Task inputs:
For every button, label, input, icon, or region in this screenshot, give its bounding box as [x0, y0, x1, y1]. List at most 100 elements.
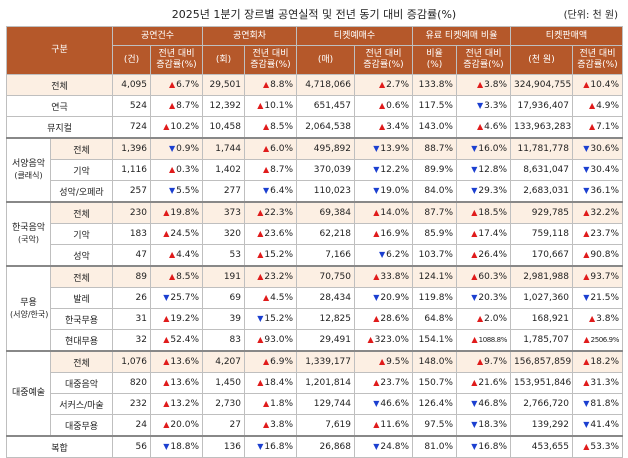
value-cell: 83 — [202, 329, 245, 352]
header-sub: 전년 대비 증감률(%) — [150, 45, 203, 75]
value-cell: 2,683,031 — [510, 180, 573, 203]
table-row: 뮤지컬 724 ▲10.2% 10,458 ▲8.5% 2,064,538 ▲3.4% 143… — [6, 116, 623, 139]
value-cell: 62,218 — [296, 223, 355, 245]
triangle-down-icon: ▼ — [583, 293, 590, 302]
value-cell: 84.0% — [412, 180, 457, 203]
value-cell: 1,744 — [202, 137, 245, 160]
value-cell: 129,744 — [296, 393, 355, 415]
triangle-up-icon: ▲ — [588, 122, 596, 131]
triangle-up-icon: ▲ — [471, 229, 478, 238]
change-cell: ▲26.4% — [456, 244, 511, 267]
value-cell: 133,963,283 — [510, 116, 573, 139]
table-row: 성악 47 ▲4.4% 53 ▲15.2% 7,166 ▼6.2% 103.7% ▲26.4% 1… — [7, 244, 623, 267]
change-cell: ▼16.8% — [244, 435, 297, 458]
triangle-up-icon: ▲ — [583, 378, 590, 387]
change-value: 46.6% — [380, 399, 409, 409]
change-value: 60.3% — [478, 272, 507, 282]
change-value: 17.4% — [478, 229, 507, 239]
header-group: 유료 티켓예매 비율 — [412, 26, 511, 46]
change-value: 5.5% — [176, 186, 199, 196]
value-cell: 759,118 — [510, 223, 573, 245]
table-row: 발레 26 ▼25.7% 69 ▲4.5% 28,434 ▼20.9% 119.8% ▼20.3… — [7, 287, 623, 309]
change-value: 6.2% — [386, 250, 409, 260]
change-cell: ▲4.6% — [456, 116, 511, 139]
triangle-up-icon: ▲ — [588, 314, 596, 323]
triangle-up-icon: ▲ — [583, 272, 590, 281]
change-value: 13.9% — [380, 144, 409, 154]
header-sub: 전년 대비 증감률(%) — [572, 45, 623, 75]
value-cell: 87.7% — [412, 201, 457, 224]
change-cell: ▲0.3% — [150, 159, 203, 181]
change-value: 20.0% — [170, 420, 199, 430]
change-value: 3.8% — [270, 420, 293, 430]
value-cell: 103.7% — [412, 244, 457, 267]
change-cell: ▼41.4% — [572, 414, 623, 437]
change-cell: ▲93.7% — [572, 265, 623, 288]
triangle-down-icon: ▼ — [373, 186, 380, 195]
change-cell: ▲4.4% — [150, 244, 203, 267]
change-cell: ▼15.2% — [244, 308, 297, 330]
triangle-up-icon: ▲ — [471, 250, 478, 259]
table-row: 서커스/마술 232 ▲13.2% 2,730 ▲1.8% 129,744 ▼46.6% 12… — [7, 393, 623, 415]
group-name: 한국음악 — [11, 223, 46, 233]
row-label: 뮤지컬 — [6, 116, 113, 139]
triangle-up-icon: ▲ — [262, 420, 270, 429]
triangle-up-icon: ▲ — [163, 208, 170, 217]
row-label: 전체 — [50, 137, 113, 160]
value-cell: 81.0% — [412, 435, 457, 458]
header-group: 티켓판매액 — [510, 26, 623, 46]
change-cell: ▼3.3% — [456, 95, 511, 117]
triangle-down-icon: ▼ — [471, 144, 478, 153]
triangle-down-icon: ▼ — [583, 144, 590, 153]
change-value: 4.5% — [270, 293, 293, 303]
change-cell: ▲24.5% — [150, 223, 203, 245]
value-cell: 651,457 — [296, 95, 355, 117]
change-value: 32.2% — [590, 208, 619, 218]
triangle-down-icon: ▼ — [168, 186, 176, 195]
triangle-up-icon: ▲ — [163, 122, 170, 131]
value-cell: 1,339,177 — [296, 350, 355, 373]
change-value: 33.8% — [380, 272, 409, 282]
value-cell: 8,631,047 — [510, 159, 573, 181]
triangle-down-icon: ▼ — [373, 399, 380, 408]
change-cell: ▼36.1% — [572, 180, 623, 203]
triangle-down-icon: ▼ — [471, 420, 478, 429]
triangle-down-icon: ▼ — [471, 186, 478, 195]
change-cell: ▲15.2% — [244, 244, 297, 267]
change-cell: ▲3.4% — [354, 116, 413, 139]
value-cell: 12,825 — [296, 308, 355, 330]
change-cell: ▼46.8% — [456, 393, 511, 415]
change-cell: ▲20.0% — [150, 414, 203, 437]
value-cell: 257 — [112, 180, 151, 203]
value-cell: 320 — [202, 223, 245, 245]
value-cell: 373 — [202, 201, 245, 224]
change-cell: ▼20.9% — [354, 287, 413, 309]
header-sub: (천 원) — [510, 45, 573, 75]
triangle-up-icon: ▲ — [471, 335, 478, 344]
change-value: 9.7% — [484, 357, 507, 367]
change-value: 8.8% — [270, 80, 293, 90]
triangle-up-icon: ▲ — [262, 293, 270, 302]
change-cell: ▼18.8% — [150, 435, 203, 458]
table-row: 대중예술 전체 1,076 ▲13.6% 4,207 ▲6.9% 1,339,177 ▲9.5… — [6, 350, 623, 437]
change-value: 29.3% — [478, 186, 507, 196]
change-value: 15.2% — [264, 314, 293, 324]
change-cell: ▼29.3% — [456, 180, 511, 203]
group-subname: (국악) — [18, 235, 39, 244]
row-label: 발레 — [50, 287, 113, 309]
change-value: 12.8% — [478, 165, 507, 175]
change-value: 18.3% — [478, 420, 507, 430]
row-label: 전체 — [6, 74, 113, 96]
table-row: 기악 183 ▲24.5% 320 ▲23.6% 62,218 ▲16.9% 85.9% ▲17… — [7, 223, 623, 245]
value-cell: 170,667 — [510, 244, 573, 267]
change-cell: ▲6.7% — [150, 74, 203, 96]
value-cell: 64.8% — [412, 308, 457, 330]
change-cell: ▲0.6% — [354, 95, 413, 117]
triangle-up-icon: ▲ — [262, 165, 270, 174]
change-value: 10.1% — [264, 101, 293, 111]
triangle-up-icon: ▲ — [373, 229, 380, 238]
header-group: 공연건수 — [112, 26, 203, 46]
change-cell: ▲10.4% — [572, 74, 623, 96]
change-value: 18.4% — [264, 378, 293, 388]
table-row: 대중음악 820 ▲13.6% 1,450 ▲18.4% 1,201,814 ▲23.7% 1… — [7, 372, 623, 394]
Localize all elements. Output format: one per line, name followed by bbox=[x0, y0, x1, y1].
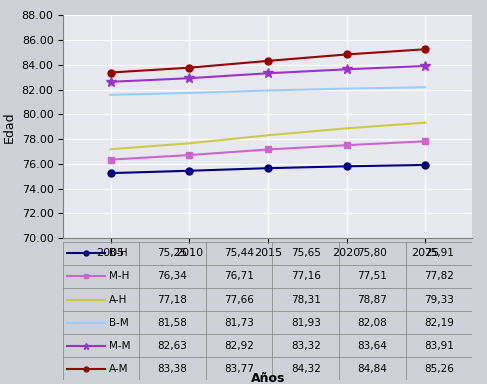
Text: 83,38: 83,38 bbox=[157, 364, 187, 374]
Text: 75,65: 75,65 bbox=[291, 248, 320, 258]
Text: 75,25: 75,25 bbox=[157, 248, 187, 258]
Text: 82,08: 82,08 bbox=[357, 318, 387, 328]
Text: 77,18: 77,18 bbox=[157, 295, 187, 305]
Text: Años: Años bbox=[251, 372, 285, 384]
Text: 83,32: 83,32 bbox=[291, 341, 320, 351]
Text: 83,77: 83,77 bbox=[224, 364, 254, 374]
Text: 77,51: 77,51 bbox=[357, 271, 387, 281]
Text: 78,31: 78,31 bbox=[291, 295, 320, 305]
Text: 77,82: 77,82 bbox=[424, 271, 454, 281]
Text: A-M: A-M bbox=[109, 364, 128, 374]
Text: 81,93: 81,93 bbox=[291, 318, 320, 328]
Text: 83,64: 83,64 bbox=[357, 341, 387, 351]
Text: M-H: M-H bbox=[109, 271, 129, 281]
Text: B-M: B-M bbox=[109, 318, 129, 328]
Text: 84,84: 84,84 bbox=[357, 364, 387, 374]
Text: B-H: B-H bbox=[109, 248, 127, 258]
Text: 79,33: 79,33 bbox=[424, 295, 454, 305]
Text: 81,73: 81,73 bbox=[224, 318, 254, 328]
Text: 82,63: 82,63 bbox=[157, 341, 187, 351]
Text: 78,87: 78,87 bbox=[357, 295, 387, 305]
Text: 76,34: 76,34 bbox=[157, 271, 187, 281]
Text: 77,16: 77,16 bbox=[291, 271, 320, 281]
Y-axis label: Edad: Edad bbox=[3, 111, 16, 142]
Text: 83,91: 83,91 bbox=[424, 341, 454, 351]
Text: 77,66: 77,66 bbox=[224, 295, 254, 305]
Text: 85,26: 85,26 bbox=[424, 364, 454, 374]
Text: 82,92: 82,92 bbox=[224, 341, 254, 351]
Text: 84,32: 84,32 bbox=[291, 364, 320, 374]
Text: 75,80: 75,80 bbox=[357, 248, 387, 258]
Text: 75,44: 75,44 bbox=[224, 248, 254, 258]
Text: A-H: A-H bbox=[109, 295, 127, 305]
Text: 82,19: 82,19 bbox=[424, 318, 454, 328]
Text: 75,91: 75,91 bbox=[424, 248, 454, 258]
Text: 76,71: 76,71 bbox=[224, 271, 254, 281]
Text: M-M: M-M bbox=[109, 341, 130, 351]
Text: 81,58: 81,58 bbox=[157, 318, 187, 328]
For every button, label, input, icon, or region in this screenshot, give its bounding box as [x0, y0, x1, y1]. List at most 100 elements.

Stated goal: Return, unchanged, every line of the material from the line that contains "value-cell: 83 — [202, 329, 245, 352]" to the line that contains "value-cell: 759,118 — [510, 223, 573, 245]", including both of those lines.

Answer to the problem:
value-cell: 83 — [202, 329, 245, 352]
header-sub: 전년 대비 증감률(%) — [150, 45, 203, 75]
value-cell: 2,683,031 — [510, 180, 573, 203]
table-row: 뮤지컬 724 ▲10.2% 10,458 ▲8.5% 2,064,538 ▲3.4% 143… — [6, 116, 623, 139]
value-cell: 62,218 — [296, 223, 355, 245]
triangle-down-icon: ▼ — [583, 293, 590, 302]
value-cell: 84.0% — [412, 180, 457, 203]
value-cell: 1,744 — [202, 137, 245, 160]
value-cell: 129,744 — [296, 393, 355, 415]
triangle-up-icon: ▲ — [588, 122, 596, 131]
triangle-up-icon: ▲ — [471, 229, 478, 238]
change-cell: ▲26.4% — [456, 244, 511, 267]
value-cell: 133,963,283 — [510, 116, 573, 139]
table-row: 성악 47 ▲4.4% 53 ▲15.2% 7,166 ▼6.2% 103.7% ▲26.4% 1… — [7, 244, 623, 267]
change-cell: ▼16.8% — [244, 435, 297, 458]
triangle-up-icon: ▲ — [583, 378, 590, 387]
change-value: 46.6% — [380, 399, 409, 409]
change-value: 60.3% — [478, 272, 507, 282]
change-value: 17.4% — [478, 229, 507, 239]
header-group: 유료 티켓예매 비율 — [412, 26, 511, 46]
change-value: 5.5% — [176, 186, 199, 196]
value-cell: 759,118 — [510, 223, 573, 245]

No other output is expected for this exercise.